Exercise task
Exclude the pictures and reproduce the remaining data exactly as written.

Available data
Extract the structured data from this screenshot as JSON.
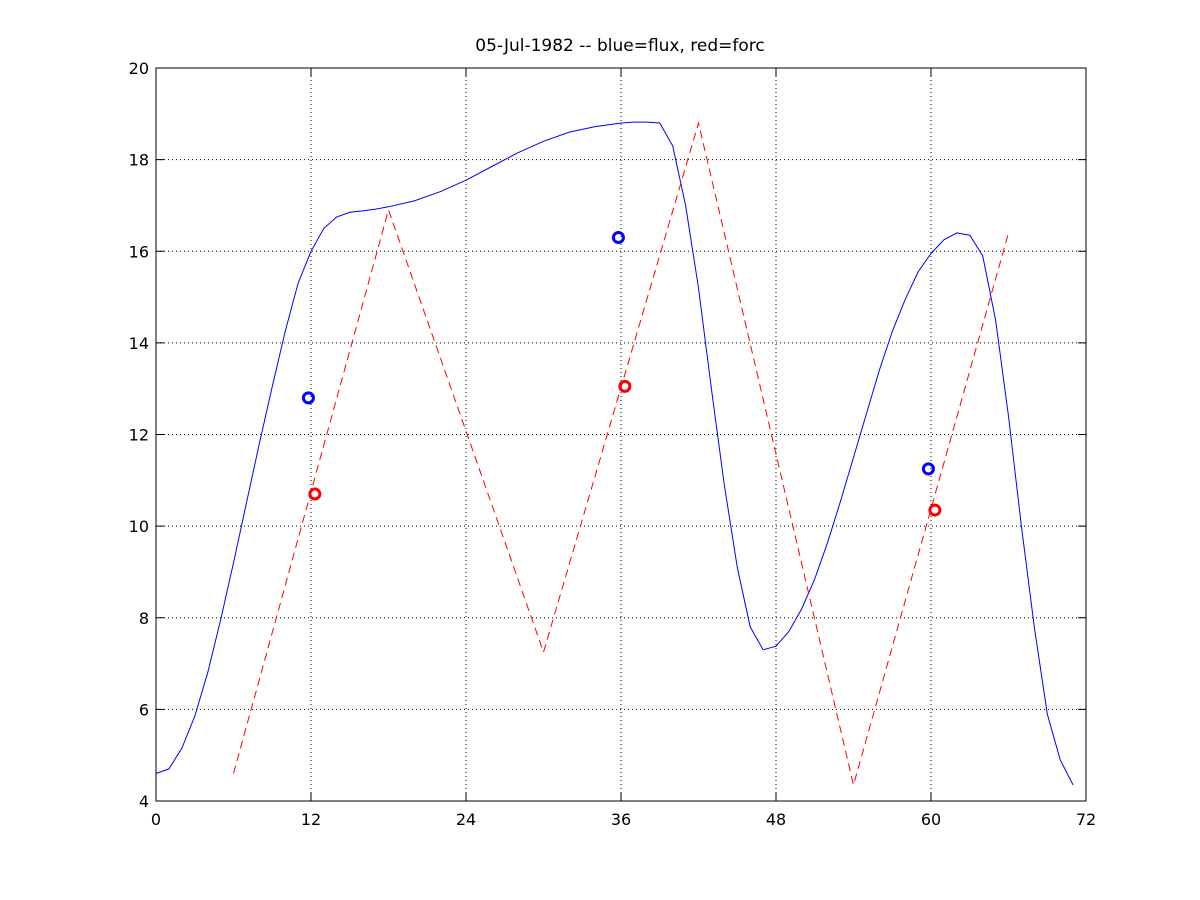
{
  "chart_data": {
    "type": "line",
    "title": "05-Jul-1982 -- blue=flux, red=forc",
    "xlabel": "",
    "ylabel": "",
    "xlim": [
      0,
      72
    ],
    "ylim": [
      4,
      20
    ],
    "xticks": [
      0,
      12,
      24,
      36,
      48,
      60,
      72
    ],
    "yticks": [
      4,
      6,
      8,
      10,
      12,
      14,
      16,
      18,
      20
    ],
    "grid": true,
    "series": [
      {
        "name": "flux",
        "color": "#0000ff",
        "style": "solid",
        "x": [
          0,
          1,
          2,
          3,
          4,
          5,
          6,
          7,
          8,
          9,
          10,
          11,
          12,
          13,
          14,
          15,
          16,
          17,
          18,
          20,
          22,
          24,
          26,
          28,
          30,
          32,
          34,
          36,
          37,
          38,
          39,
          40,
          41,
          42,
          43,
          44,
          45,
          46,
          47,
          48,
          49,
          50,
          51,
          52,
          53,
          54,
          55,
          56,
          57,
          58,
          59,
          60,
          61,
          62,
          63,
          64,
          65,
          66,
          67,
          68,
          69,
          70,
          71
        ],
        "y": [
          4.6,
          4.7,
          5.15,
          5.85,
          6.8,
          7.95,
          9.2,
          10.5,
          11.8,
          13.05,
          14.25,
          15.3,
          16.0,
          16.5,
          16.75,
          16.85,
          16.88,
          16.92,
          16.97,
          17.1,
          17.3,
          17.55,
          17.85,
          18.15,
          18.4,
          18.6,
          18.72,
          18.8,
          18.82,
          18.82,
          18.8,
          18.3,
          17.0,
          15.2,
          13.0,
          10.9,
          9.1,
          7.8,
          7.3,
          7.38,
          7.7,
          8.2,
          8.85,
          9.65,
          10.55,
          11.5,
          12.45,
          13.4,
          14.25,
          14.95,
          15.55,
          15.95,
          16.25,
          16.4,
          16.35,
          15.9,
          14.5,
          12.4,
          10.0,
          7.8,
          5.9,
          4.9,
          4.35
        ]
      },
      {
        "name": "forc",
        "color": "#ff0000",
        "style": "dashed",
        "x": [
          6,
          18,
          30,
          42,
          54,
          66
        ],
        "y": [
          4.6,
          16.9,
          7.25,
          18.8,
          4.35,
          16.4
        ]
      }
    ],
    "markers": [
      {
        "series": "flux",
        "color": "#0000ff",
        "x": [
          11.8,
          35.8,
          59.8
        ],
        "y": [
          12.8,
          16.3,
          11.25
        ]
      },
      {
        "series": "forc",
        "color": "#ff0000",
        "x": [
          12.3,
          36.3,
          60.3
        ],
        "y": [
          10.7,
          13.05,
          10.35
        ]
      }
    ]
  }
}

Result
Extract the structured data from this screenshot as JSON.
{
  "chart_data": {
    "type": "line",
    "title": "05-Jul-1982 -- blue=flux, red=forc",
    "xlabel": "",
    "ylabel": "",
    "xlim": [
      0,
      72
    ],
    "ylim": [
      4,
      20
    ],
    "xticks": [
      0,
      12,
      24,
      36,
      48,
      60,
      72
    ],
    "yticks": [
      4,
      6,
      8,
      10,
      12,
      14,
      16,
      18,
      20
    ],
    "grid": true,
    "series": [
      {
        "name": "flux",
        "color": "#0000ff",
        "style": "solid",
        "x": [
          0,
          1,
          2,
          3,
          4,
          5,
          6,
          7,
          8,
          9,
          10,
          11,
          12,
          13,
          14,
          15,
          16,
          17,
          18,
          20,
          22,
          24,
          26,
          28,
          30,
          32,
          34,
          36,
          37,
          38,
          39,
          40,
          41,
          42,
          43,
          44,
          45,
          46,
          47,
          48,
          49,
          50,
          51,
          52,
          53,
          54,
          55,
          56,
          57,
          58,
          59,
          60,
          61,
          62,
          63,
          64,
          65,
          66,
          67,
          68,
          69,
          70,
          71
        ],
        "y": [
          4.6,
          4.7,
          5.15,
          5.85,
          6.8,
          7.95,
          9.2,
          10.5,
          11.8,
          13.05,
          14.25,
          15.3,
          16.0,
          16.5,
          16.75,
          16.85,
          16.88,
          16.92,
          16.97,
          17.1,
          17.3,
          17.55,
          17.85,
          18.15,
          18.4,
          18.6,
          18.72,
          18.8,
          18.82,
          18.82,
          18.8,
          18.3,
          17.0,
          15.2,
          13.0,
          10.9,
          9.1,
          7.8,
          7.3,
          7.38,
          7.7,
          8.2,
          8.85,
          9.65,
          10.55,
          11.5,
          12.45,
          13.4,
          14.25,
          14.95,
          15.55,
          15.95,
          16.25,
          16.4,
          16.35,
          15.9,
          14.5,
          12.4,
          10.0,
          7.8,
          5.9,
          4.9,
          4.35
        ]
      },
      {
        "name": "forc",
        "color": "#ff0000",
        "style": "dashed",
        "x": [
          6,
          18,
          30,
          42,
          54,
          66
        ],
        "y": [
          4.6,
          16.9,
          7.25,
          18.8,
          4.35,
          16.4
        ]
      }
    ],
    "markers": [
      {
        "series": "flux",
        "color": "#0000ff",
        "x": [
          11.8,
          35.8,
          59.8
        ],
        "y": [
          12.8,
          16.3,
          11.25
        ]
      },
      {
        "series": "forc",
        "color": "#ff0000",
        "x": [
          12.3,
          36.3,
          60.3
        ],
        "y": [
          10.7,
          13.05,
          10.35
        ]
      }
    ]
  }
}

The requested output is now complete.